Exercise:
Your task is to print the material below exactly as presented.

Task material:
▶

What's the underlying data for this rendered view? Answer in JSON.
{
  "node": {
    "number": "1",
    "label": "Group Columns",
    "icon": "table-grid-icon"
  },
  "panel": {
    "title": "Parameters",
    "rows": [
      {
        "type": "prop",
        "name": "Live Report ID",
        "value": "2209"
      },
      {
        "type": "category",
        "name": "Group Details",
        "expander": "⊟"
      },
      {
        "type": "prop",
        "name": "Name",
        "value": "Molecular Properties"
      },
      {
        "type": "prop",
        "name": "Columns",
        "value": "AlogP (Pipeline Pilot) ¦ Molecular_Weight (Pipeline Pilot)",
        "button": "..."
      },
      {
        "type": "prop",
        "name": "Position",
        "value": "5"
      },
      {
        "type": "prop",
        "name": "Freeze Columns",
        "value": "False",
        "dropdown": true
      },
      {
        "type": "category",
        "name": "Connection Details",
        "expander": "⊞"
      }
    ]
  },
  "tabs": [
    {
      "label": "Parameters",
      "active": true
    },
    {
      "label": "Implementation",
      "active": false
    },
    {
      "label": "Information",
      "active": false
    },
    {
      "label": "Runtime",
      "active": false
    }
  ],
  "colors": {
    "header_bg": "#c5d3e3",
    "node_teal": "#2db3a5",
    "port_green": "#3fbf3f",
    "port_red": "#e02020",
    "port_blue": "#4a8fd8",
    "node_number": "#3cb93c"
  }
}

◀

Task result:
What's the underlying data for this rendered view? Answer in JSON.
{
  "node": {
    "number": "1",
    "label": "Group Columns",
    "icon": "table-grid-icon"
  },
  "panel": {
    "title": "Parameters",
    "rows": [
      {
        "type": "prop",
        "name": "Live Report ID",
        "value": "2209"
      },
      {
        "type": "category",
        "name": "Group Details",
        "expander": "⊟"
      },
      {
        "type": "prop",
        "name": "Name",
        "value": "Molecular Properties"
      },
      {
        "type": "prop",
        "name": "Columns",
        "value": "AlogP (Pipeline Pilot) ¦ Molecular_Weight (Pipeline Pilot)",
        "button": "..."
      },
      {
        "type": "prop",
        "name": "Position",
        "value": "5"
      },
      {
        "type": "prop",
        "name": "Freeze Columns",
        "value": "False",
        "dropdown": true
      },
      {
        "type": "category",
        "name": "Connection Details",
        "expander": "⊞"
      }
    ]
  },
  "tabs": [
    {
      "label": "Parameters",
      "active": true
    },
    {
      "label": "Implementation",
      "active": false
    },
    {
      "label": "Information",
      "active": false
    },
    {
      "label": "Runtime",
      "active": false
    }
  ],
  "colors": {
    "header_bg": "#c5d3e3",
    "node_teal": "#2db3a5",
    "port_green": "#3fbf3f",
    "port_red": "#e02020",
    "port_blue": "#4a8fd8",
    "node_number": "#3cb93c"
  }
}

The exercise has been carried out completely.